[Data extracted from a collection]
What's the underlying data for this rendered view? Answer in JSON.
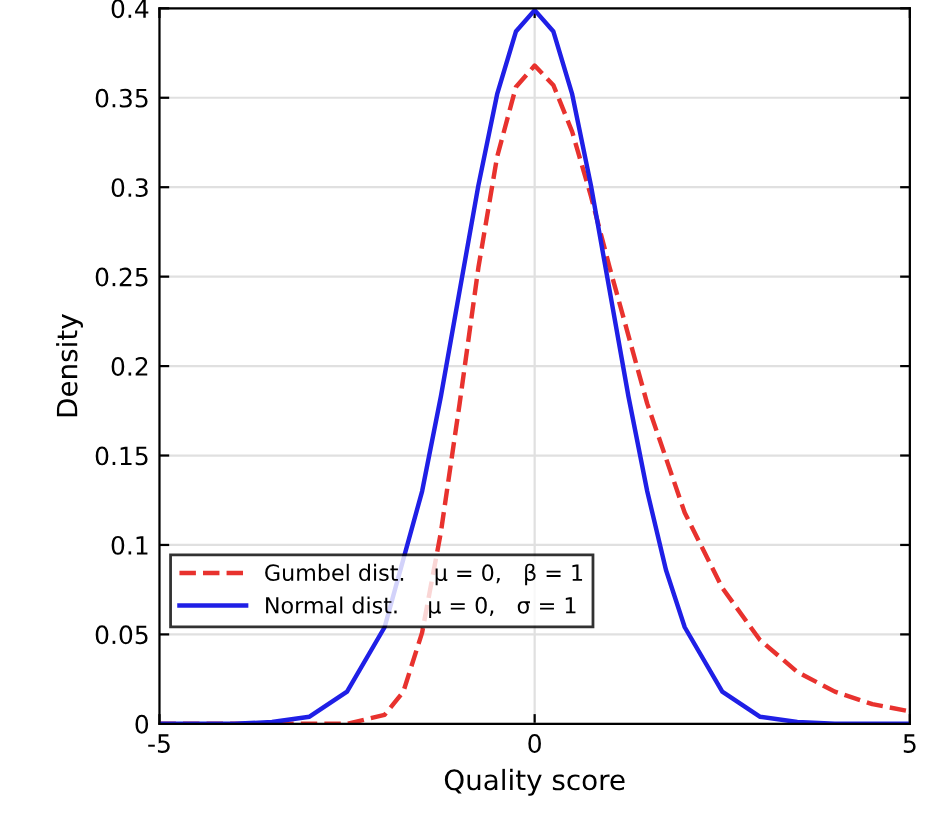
{
  "chart_data": {
    "type": "line",
    "xlabel": "Quality score",
    "ylabel": "Density",
    "xlim": [
      -5,
      5
    ],
    "ylim": [
      0,
      0.4
    ],
    "xticks": [
      -5,
      0,
      5
    ],
    "yticks": [
      0,
      0.05,
      0.1,
      0.15,
      0.2,
      0.25,
      0.3,
      0.35,
      0.4
    ],
    "grid": true,
    "legend": "bottom left",
    "marker": "none",
    "series": [
      {
        "name": "Gumbel dist.    μ = 0,   β = 1",
        "color": "#e8322e",
        "line_style": "dashed",
        "x": [
          -5,
          -3,
          -2.5,
          -2,
          -1.75,
          -1.5,
          -1.25,
          -1,
          -0.75,
          -0.5,
          -0.25,
          0,
          0.25,
          0.5,
          0.75,
          1,
          1.5,
          2,
          2.5,
          3,
          3.5,
          4,
          4.5,
          5
        ],
        "values": [
          0,
          0,
          0,
          0.005,
          0.018,
          0.051,
          0.107,
          0.179,
          0.255,
          0.317,
          0.356,
          0.368,
          0.357,
          0.331,
          0.295,
          0.255,
          0.179,
          0.118,
          0.076,
          0.047,
          0.029,
          0.018,
          0.011,
          0.007
        ]
      },
      {
        "name": "Normal dist.    μ = 0,   σ = 1",
        "color": "#1f1fe6",
        "line_style": "solid",
        "x": [
          -5,
          -4,
          -3.5,
          -3,
          -2.5,
          -2,
          -1.5,
          -1.25,
          -1,
          -0.75,
          -0.5,
          -0.25,
          0,
          0.25,
          0.5,
          0.75,
          1,
          1.25,
          1.5,
          1.75,
          2,
          2.5,
          3,
          3.5,
          4,
          5
        ],
        "values": [
          0,
          0,
          0.001,
          0.004,
          0.018,
          0.054,
          0.13,
          0.183,
          0.242,
          0.301,
          0.352,
          0.387,
          0.399,
          0.387,
          0.352,
          0.301,
          0.242,
          0.183,
          0.13,
          0.086,
          0.054,
          0.018,
          0.004,
          0.001,
          0,
          0
        ]
      }
    ]
  }
}
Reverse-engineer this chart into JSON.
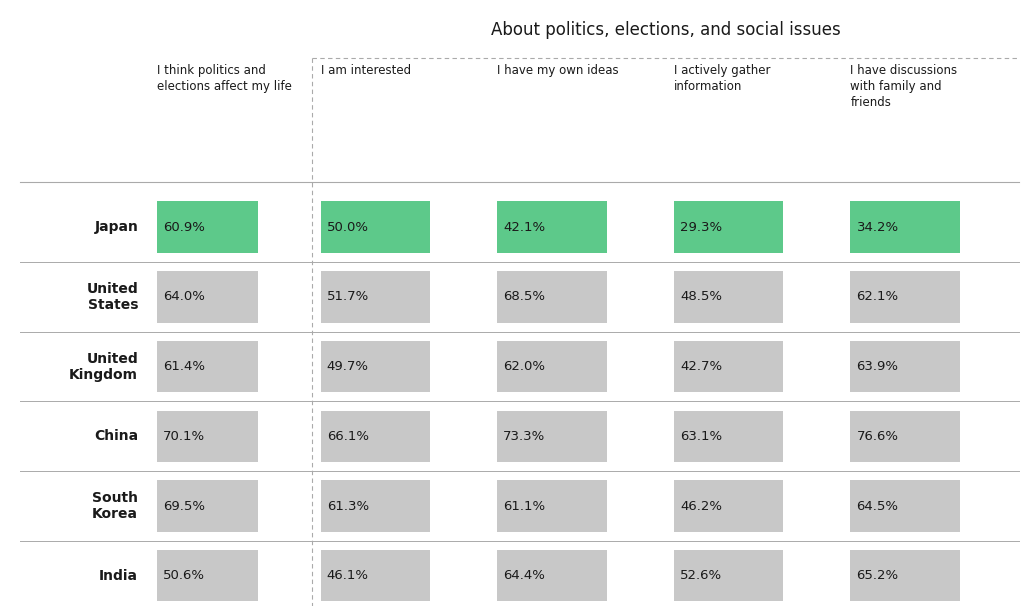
{
  "title": "About politics, elections, and social issues",
  "columns": [
    "I think politics and\nelections affect my life",
    "I am interested",
    "I have my own ideas",
    "I actively gather\ninformation",
    "I have discussions\nwith family and\nfriends"
  ],
  "rows": [
    "Japan",
    "United\nStates",
    "United\nKingdom",
    "China",
    "South\nKorea",
    "India"
  ],
  "values": [
    [
      60.9,
      50.0,
      42.1,
      29.3,
      34.2
    ],
    [
      64.0,
      51.7,
      68.5,
      48.5,
      62.1
    ],
    [
      61.4,
      49.7,
      62.0,
      42.7,
      63.9
    ],
    [
      70.1,
      66.1,
      73.3,
      63.1,
      76.6
    ],
    [
      69.5,
      61.3,
      61.1,
      46.2,
      64.5
    ],
    [
      50.6,
      46.1,
      64.4,
      52.6,
      65.2
    ]
  ],
  "japan_color": "#5DC98A",
  "other_color": "#C8C8C8",
  "bg_color": "#FFFFFF",
  "text_color": "#1A1A1A",
  "divider_color": "#AAAAAA"
}
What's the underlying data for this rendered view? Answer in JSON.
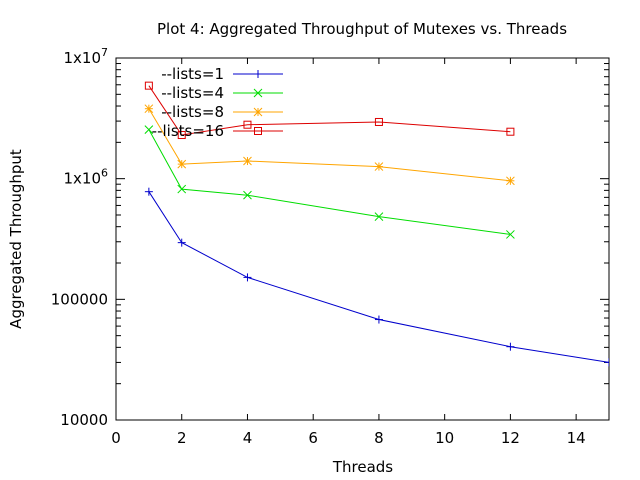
{
  "chart_data": {
    "type": "line",
    "title": "Plot 4: Aggregated Throughput of Mutexes vs. Threads",
    "xlabel": "Threads",
    "ylabel": "Aggregated Throughput",
    "xlim": [
      0,
      15
    ],
    "ylim": [
      10000,
      10000000
    ],
    "yscale": "log",
    "grid": false,
    "legend_position": "top-left",
    "x_ticks": [
      {
        "value": 0,
        "label": "0"
      },
      {
        "value": 2,
        "label": "2"
      },
      {
        "value": 4,
        "label": "4"
      },
      {
        "value": 6,
        "label": "6"
      },
      {
        "value": 8,
        "label": "8"
      },
      {
        "value": 10,
        "label": "10"
      },
      {
        "value": 12,
        "label": "12"
      },
      {
        "value": 14,
        "label": "14"
      }
    ],
    "y_ticks": [
      {
        "value": 10000,
        "label": "10000",
        "sup": ""
      },
      {
        "value": 100000,
        "label": "100000",
        "sup": ""
      },
      {
        "value": 1000000,
        "label": "1x10",
        "sup": "6"
      },
      {
        "value": 10000000,
        "label": "1x10",
        "sup": "7"
      }
    ],
    "series": [
      {
        "name": "--lists=1",
        "color": "#0000cc",
        "marker": "plus",
        "x": [
          1,
          2,
          4,
          8,
          12,
          15
        ],
        "y": [
          780000,
          295000,
          152000,
          68000,
          40500,
          30000
        ]
      },
      {
        "name": "--lists=4",
        "color": "#00dd00",
        "marker": "cross",
        "x": [
          1,
          2,
          4,
          8,
          12
        ],
        "y": [
          2550000,
          820000,
          730000,
          485000,
          345000
        ]
      },
      {
        "name": "--lists=8",
        "color": "#ffa500",
        "marker": "star",
        "x": [
          1,
          2,
          4,
          8,
          12
        ],
        "y": [
          3800000,
          1320000,
          1400000,
          1260000,
          960000
        ]
      },
      {
        "name": "--lists=16",
        "color": "#dd0000",
        "marker": "square",
        "x": [
          1,
          2,
          4,
          8,
          12
        ],
        "y": [
          5900000,
          2300000,
          2800000,
          2950000,
          2450000
        ]
      }
    ]
  }
}
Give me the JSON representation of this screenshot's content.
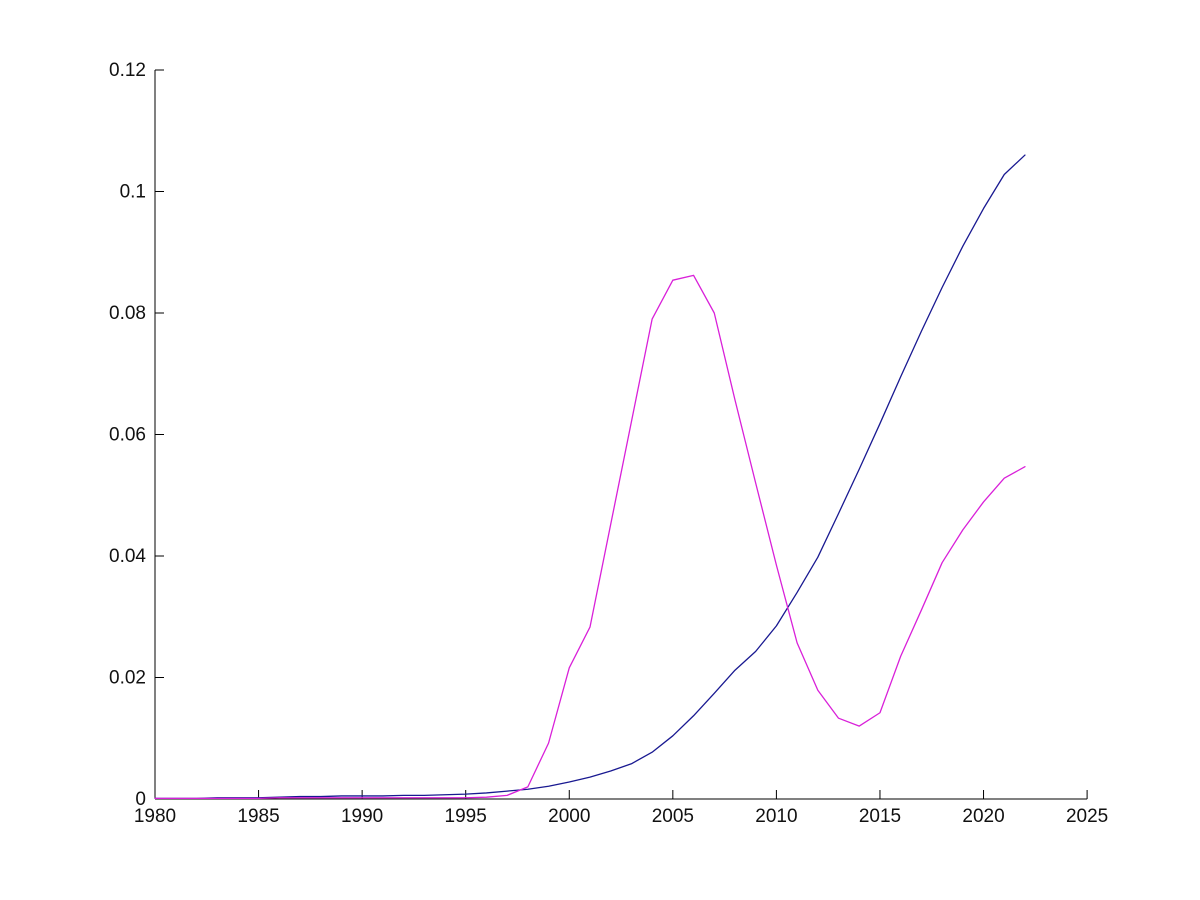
{
  "figure": {
    "background": "#ffffff"
  },
  "chart_data": {
    "type": "line",
    "title": "",
    "xlabel": "",
    "ylabel": "",
    "xlim": [
      1980,
      2025
    ],
    "ylim": [
      0,
      0.12
    ],
    "grid": false,
    "legend_position": "none",
    "axis_color": "#000000",
    "xticks": [
      1980,
      1985,
      1990,
      1995,
      2000,
      2005,
      2010,
      2015,
      2020,
      2025
    ],
    "xtick_labels": [
      "1980",
      "1985",
      "1990",
      "1995",
      "2000",
      "2005",
      "2010",
      "2015",
      "2020",
      "2025"
    ],
    "yticks": [
      0,
      0.02,
      0.04,
      0.06,
      0.08,
      0.1,
      0.12
    ],
    "ytick_labels": [
      "0",
      "0.02",
      "0.04",
      "0.06",
      "0.08",
      "0.1",
      "0.12"
    ],
    "x": [
      1980,
      1981,
      1982,
      1983,
      1984,
      1985,
      1986,
      1987,
      1988,
      1989,
      1990,
      1991,
      1992,
      1993,
      1994,
      1995,
      1996,
      1997,
      1998,
      1999,
      2000,
      2001,
      2002,
      2003,
      2004,
      2005,
      2006,
      2007,
      2008,
      2009,
      2010,
      2011,
      2012,
      2013,
      2014,
      2015,
      2016,
      2017,
      2018,
      2019,
      2020,
      2021,
      2022
    ],
    "series": [
      {
        "name": "dark-blue-line",
        "color": "#191991",
        "values": [
          0.0001,
          0.0001,
          0.0001,
          0.0002,
          0.0002,
          0.0002,
          0.0003,
          0.0004,
          0.0004,
          0.0005,
          0.0005,
          0.0005,
          0.0006,
          0.0006,
          0.0007,
          0.0008,
          0.001,
          0.0013,
          0.0016,
          0.0021,
          0.0028,
          0.0036,
          0.0046,
          0.0058,
          0.0077,
          0.0104,
          0.0137,
          0.0174,
          0.0212,
          0.0243,
          0.0285,
          0.034,
          0.0398,
          0.047,
          0.0543,
          0.0618,
          0.0695,
          0.077,
          0.0842,
          0.091,
          0.0972,
          0.1028,
          0.106
        ]
      },
      {
        "name": "magenta-line",
        "color": "#d920d9",
        "values": [
          0.0001,
          0.0001,
          0.0001,
          0.0001,
          0.0001,
          0.0001,
          0.0002,
          0.0002,
          0.0002,
          0.0002,
          0.0002,
          0.0002,
          0.0002,
          0.0002,
          0.0002,
          0.0002,
          0.0003,
          0.0006,
          0.002,
          0.0092,
          0.0216,
          0.0283,
          0.0452,
          0.0621,
          0.079,
          0.0854,
          0.0862,
          0.08,
          0.0657,
          0.052,
          0.0385,
          0.0257,
          0.0179,
          0.0133,
          0.012,
          0.0142,
          0.0235,
          0.0311,
          0.0389,
          0.0443,
          0.0489,
          0.0528,
          0.0547
        ]
      }
    ]
  }
}
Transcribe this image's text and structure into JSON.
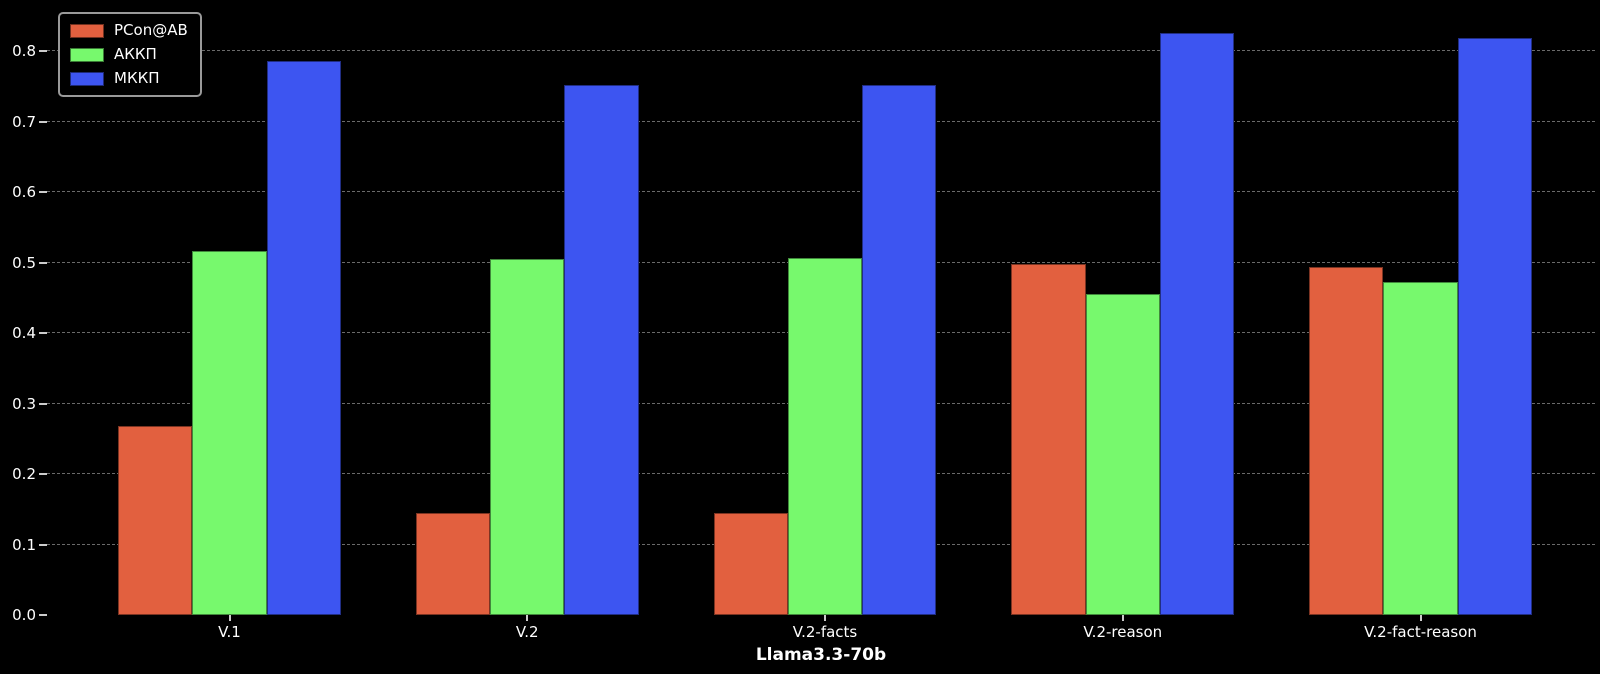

_Exercise requirements_: Show the lines where the word "dist" appears in the entries.

_The answer_:
        "name": "Gumbel dist.    μ = 0,   β = 1",
        "name": "Normal dist.    μ = 0,   σ = 1",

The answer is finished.